Goal:
Count how many lines in the material below hold the word "थरहर"; the reply is that number alone.

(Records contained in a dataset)
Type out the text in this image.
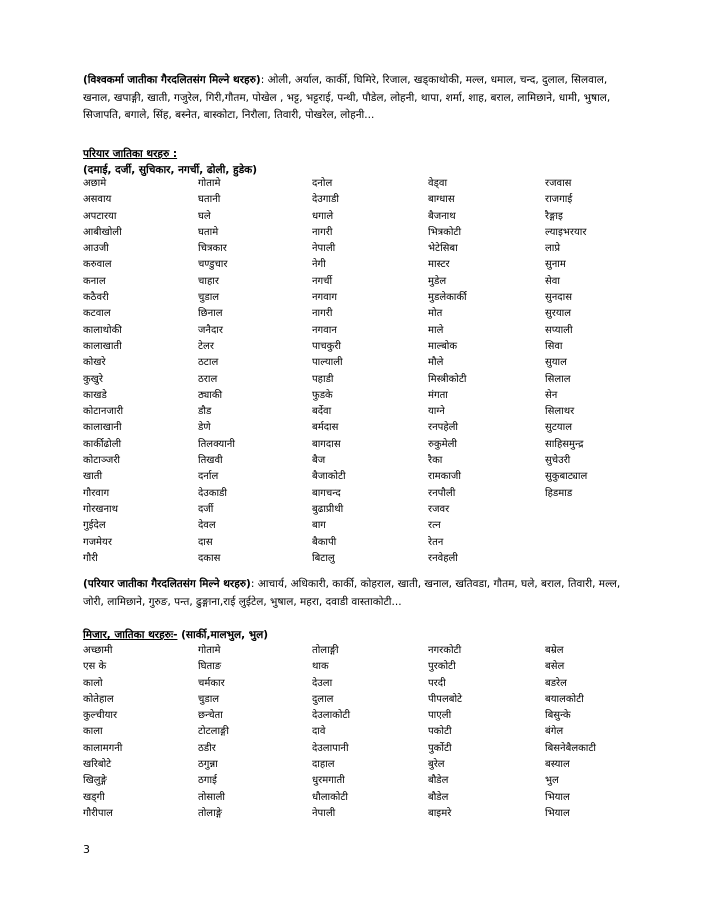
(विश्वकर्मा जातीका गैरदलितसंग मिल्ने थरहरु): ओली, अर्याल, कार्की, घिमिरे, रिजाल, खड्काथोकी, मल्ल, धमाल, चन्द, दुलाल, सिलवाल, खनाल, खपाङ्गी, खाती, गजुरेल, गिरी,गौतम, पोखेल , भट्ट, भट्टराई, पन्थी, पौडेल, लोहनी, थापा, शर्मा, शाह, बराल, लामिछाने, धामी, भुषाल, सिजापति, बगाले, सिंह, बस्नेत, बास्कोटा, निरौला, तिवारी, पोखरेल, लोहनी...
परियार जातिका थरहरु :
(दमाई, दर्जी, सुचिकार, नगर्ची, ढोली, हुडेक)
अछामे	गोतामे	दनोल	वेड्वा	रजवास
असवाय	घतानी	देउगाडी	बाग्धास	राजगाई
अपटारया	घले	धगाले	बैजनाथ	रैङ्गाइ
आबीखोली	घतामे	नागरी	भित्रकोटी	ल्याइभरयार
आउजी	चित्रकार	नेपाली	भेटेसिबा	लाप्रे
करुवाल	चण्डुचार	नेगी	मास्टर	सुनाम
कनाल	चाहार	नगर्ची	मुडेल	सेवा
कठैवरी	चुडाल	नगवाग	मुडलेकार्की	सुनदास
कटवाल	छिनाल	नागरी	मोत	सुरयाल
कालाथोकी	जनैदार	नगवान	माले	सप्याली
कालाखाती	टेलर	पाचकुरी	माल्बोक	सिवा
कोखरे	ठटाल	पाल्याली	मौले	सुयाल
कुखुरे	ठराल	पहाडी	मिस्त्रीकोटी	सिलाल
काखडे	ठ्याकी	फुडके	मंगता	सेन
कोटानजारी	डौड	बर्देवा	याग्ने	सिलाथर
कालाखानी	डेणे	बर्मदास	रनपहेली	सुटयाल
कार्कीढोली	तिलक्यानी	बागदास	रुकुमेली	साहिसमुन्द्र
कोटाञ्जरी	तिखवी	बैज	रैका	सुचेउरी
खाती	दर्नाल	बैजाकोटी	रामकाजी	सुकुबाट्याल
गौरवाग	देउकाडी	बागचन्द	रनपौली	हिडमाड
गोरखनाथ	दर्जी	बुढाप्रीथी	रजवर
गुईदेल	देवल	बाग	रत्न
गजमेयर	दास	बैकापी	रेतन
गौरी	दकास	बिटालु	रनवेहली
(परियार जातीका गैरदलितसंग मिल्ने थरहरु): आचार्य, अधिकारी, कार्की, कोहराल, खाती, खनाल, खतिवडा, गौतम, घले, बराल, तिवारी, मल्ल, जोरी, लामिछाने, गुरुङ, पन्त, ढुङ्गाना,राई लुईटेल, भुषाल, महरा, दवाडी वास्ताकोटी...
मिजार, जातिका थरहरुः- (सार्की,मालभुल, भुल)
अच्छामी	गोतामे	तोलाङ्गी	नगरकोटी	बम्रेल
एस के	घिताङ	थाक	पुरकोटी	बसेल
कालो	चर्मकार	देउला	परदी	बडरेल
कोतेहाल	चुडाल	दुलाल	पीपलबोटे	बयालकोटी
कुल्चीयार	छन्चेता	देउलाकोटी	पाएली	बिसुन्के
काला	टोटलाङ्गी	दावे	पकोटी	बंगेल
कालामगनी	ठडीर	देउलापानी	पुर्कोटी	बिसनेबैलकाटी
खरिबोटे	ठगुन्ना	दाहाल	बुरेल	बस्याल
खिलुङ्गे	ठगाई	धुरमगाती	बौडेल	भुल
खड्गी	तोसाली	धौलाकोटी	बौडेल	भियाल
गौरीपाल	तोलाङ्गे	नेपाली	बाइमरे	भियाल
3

Solution to this problem:
4